_DATA LINES_:
━━━
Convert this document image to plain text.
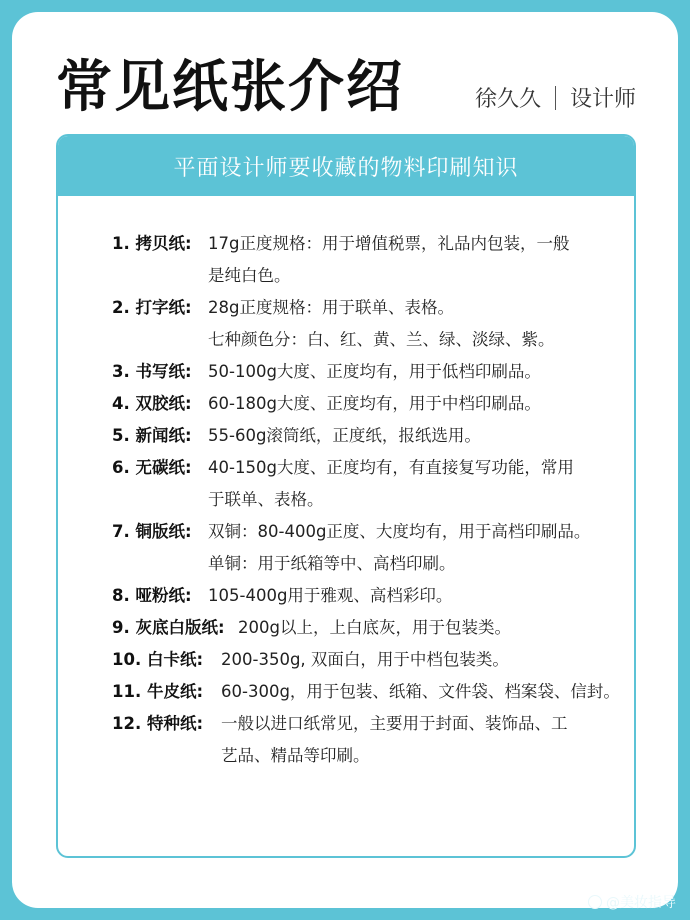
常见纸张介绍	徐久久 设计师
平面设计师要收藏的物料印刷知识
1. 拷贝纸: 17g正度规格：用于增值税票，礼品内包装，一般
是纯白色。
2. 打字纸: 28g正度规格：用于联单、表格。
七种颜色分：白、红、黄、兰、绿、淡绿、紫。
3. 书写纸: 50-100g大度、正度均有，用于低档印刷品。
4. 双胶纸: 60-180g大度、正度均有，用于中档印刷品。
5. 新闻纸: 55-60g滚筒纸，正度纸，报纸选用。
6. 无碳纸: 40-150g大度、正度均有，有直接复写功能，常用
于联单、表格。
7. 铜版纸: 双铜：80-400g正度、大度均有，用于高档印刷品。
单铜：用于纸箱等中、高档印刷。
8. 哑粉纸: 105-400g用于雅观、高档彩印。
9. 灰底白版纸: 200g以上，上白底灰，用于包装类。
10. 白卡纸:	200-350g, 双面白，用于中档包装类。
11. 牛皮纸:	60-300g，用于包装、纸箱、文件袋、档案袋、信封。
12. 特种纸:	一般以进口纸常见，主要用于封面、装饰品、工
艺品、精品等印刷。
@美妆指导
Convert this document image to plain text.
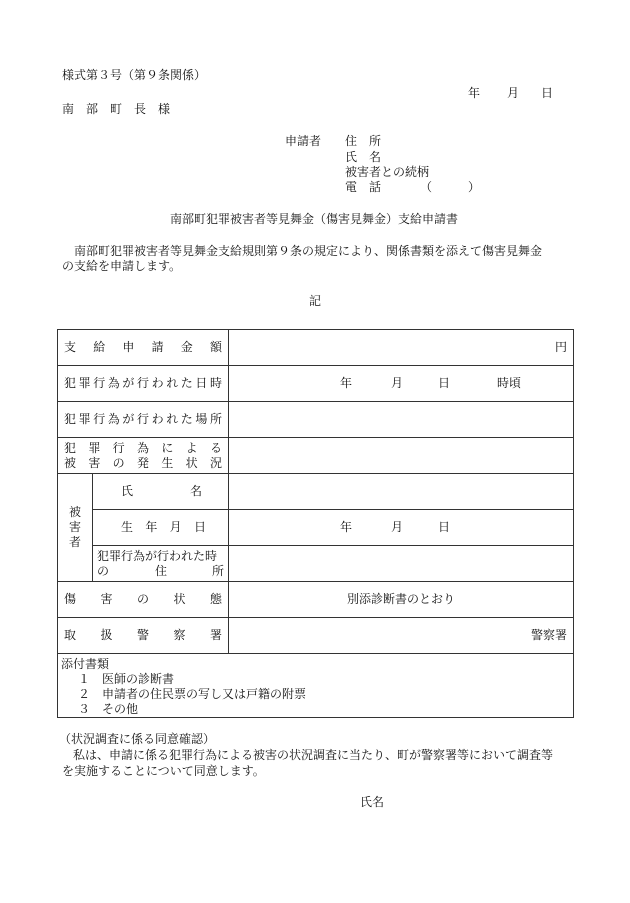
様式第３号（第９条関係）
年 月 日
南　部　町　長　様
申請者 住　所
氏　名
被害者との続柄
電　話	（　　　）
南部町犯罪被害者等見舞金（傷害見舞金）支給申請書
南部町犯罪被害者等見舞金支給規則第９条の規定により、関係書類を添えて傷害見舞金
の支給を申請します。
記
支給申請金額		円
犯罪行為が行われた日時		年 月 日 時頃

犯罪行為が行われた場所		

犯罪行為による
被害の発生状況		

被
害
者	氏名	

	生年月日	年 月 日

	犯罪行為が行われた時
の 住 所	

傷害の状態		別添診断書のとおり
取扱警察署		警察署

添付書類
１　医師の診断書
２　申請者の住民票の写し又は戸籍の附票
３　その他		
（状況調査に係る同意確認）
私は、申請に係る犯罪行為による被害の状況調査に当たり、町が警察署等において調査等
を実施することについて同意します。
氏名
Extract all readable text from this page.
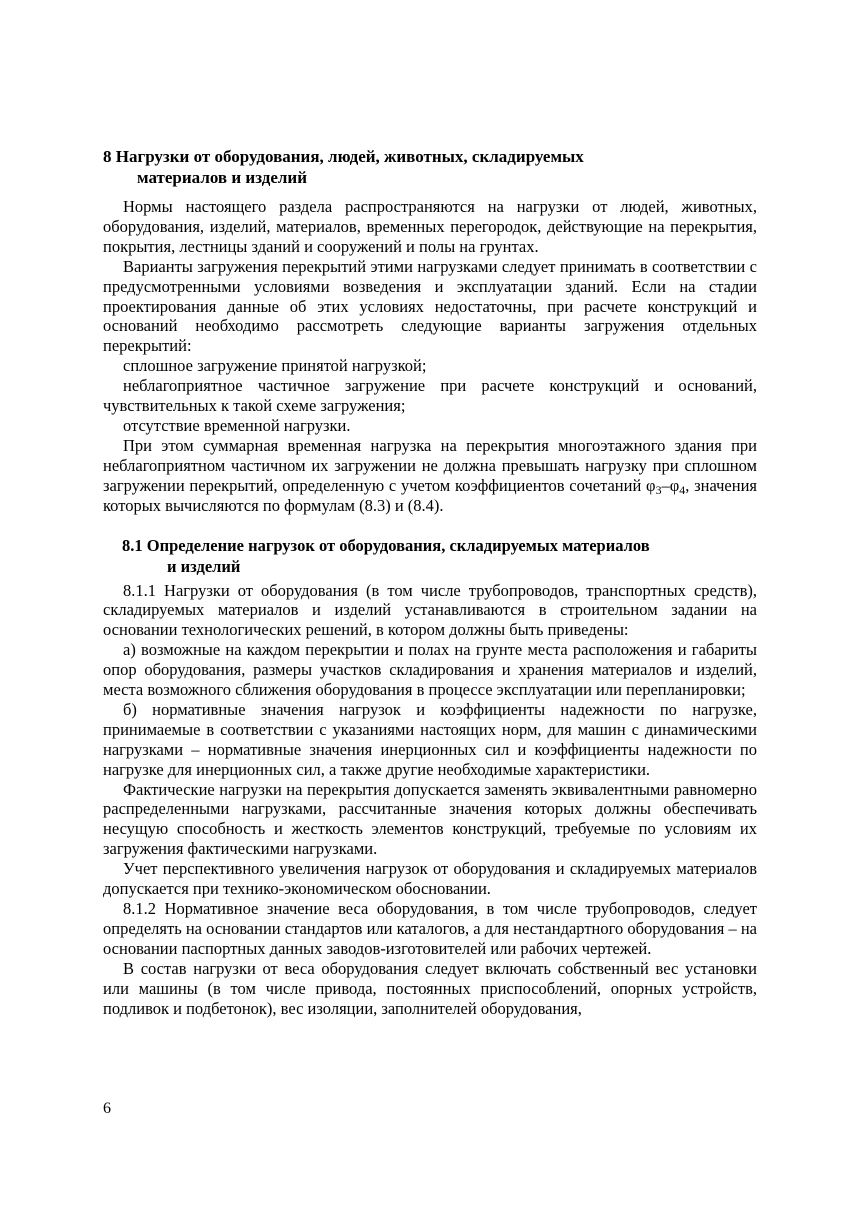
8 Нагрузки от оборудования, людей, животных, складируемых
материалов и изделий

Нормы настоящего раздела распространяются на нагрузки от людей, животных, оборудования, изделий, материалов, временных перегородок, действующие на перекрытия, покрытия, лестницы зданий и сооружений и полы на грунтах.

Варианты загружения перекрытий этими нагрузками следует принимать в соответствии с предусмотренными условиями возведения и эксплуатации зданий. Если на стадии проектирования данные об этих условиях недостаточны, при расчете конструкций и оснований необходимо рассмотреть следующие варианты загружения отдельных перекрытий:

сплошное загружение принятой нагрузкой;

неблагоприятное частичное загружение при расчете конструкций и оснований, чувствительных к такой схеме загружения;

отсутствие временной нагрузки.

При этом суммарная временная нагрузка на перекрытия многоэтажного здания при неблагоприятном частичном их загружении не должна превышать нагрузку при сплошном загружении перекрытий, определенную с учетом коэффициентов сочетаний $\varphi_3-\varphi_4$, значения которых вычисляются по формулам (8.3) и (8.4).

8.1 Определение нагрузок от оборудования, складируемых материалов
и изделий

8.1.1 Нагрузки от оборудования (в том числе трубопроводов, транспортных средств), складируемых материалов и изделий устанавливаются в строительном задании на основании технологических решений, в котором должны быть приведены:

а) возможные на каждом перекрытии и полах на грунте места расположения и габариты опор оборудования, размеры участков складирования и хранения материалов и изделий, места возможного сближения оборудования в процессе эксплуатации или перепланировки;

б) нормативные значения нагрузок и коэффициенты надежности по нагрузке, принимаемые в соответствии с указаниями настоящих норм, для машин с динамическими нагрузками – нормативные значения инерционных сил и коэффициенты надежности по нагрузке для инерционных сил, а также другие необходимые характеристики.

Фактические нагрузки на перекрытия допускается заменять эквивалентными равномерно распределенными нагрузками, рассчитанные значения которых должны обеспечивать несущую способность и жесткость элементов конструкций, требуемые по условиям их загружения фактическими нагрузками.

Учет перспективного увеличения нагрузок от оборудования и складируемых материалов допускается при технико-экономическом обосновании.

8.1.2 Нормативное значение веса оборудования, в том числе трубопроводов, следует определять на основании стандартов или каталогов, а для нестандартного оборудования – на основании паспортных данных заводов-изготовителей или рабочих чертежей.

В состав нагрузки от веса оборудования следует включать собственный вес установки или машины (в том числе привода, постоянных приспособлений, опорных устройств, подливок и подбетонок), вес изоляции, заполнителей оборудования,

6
━━━
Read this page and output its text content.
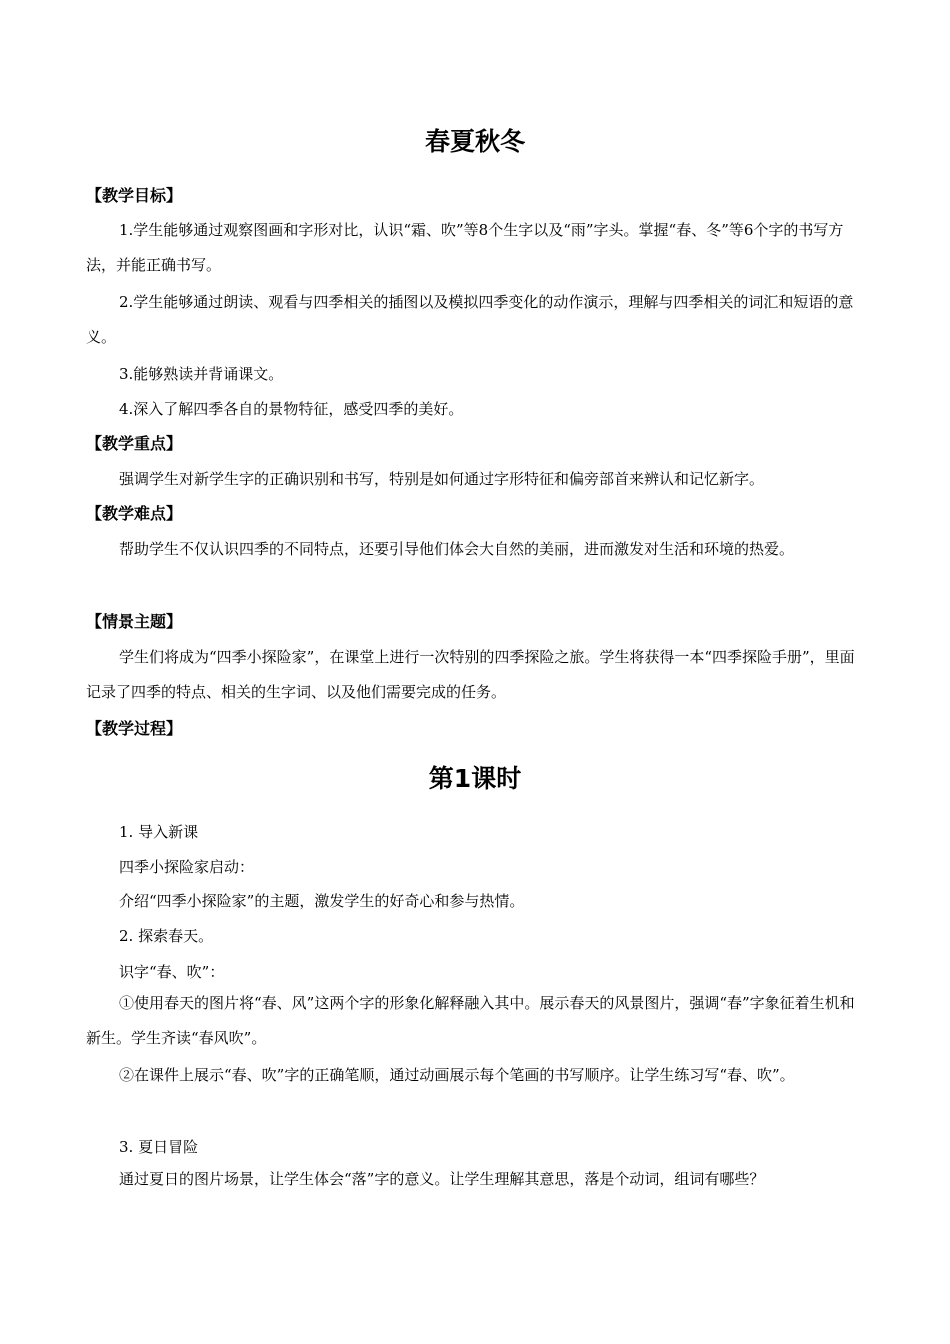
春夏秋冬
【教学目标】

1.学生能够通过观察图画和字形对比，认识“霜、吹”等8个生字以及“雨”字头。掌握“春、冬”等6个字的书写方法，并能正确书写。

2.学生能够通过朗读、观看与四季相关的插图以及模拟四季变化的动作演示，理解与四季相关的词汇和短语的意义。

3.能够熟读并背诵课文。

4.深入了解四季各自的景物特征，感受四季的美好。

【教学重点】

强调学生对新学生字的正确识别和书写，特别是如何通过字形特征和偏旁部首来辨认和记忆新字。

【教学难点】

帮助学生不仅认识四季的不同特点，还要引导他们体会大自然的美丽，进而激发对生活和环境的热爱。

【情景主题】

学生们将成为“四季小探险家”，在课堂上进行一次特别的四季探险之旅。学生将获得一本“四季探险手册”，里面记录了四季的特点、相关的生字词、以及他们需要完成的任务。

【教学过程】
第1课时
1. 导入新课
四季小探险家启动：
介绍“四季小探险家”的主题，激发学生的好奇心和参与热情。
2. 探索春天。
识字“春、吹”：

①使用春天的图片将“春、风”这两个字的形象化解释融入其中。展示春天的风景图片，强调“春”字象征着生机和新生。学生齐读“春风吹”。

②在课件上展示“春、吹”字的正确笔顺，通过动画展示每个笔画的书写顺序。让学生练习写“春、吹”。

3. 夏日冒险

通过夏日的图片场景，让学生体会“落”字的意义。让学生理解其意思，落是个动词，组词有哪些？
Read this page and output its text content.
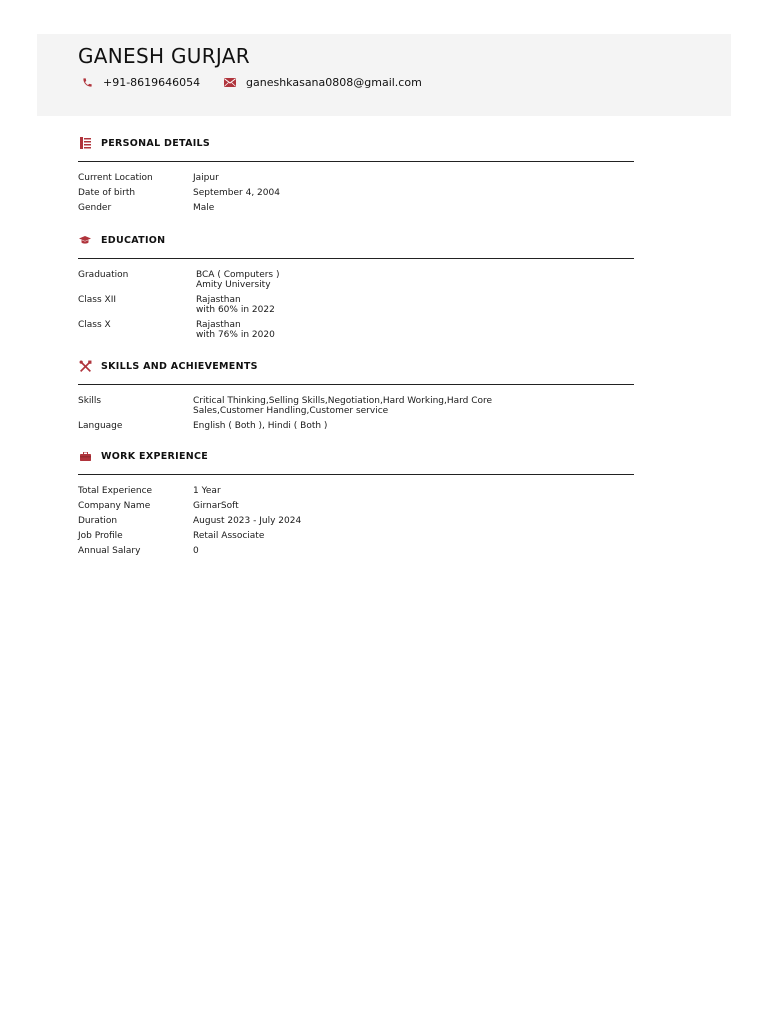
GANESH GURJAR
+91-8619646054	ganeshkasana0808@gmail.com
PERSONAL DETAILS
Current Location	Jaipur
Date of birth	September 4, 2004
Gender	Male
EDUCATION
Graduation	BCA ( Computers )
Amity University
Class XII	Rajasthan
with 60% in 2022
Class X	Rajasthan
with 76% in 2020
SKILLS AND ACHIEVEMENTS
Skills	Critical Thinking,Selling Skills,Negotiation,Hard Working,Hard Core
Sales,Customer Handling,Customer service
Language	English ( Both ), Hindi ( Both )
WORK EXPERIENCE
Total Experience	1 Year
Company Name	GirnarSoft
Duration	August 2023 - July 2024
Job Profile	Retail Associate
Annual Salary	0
━━━
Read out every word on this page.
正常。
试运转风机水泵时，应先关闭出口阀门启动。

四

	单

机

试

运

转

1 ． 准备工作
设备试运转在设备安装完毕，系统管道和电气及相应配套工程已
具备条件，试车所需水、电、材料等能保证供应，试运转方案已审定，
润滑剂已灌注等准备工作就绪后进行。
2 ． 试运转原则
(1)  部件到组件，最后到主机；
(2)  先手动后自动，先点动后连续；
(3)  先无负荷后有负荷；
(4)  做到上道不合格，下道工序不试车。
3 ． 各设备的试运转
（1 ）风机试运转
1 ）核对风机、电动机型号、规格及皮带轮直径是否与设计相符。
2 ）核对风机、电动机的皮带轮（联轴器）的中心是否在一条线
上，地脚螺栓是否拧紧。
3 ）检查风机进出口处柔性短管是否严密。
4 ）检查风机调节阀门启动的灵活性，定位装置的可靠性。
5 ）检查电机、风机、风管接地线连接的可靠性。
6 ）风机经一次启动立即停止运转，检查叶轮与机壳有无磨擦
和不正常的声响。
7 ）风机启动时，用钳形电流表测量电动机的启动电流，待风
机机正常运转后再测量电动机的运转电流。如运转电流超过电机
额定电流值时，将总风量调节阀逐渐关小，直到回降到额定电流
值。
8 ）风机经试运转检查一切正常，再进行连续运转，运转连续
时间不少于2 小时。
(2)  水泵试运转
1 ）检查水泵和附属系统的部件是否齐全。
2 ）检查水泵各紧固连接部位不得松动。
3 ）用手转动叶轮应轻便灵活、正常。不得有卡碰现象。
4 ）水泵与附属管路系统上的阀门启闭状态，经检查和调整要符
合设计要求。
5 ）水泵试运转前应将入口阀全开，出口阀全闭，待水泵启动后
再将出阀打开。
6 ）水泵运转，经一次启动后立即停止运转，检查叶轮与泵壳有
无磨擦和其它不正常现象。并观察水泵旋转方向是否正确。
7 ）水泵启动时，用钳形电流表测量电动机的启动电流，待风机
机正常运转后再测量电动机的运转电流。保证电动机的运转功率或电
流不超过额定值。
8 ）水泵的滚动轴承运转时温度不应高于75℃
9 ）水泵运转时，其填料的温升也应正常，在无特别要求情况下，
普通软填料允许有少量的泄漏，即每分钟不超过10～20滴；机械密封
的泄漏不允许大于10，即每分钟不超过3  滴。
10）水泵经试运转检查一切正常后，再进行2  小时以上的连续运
━━━
_PROBLEM TO WORK ON_: Your answer should be only a number: how many lines of the data above contain the string "Rajasthan"?

_THE RESPONSE_: 2